#### Exercise instructions:
Find the string "about" and gather every line that holds it.

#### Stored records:
:::::

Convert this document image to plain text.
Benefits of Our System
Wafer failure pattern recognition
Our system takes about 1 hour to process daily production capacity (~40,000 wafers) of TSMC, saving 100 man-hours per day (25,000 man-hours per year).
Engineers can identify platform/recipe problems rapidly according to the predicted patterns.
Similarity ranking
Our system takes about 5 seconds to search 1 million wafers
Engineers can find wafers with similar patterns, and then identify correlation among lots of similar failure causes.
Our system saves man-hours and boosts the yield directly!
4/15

:::::

#### Answer for this exercise:
Our system takes about 1 hour to process daily production capacity (~40,000 wafers) of TSMC, saving 100 man-hours per day (25,000 man-hours per year).
Our system takes about 5 seconds to search 1 million wafers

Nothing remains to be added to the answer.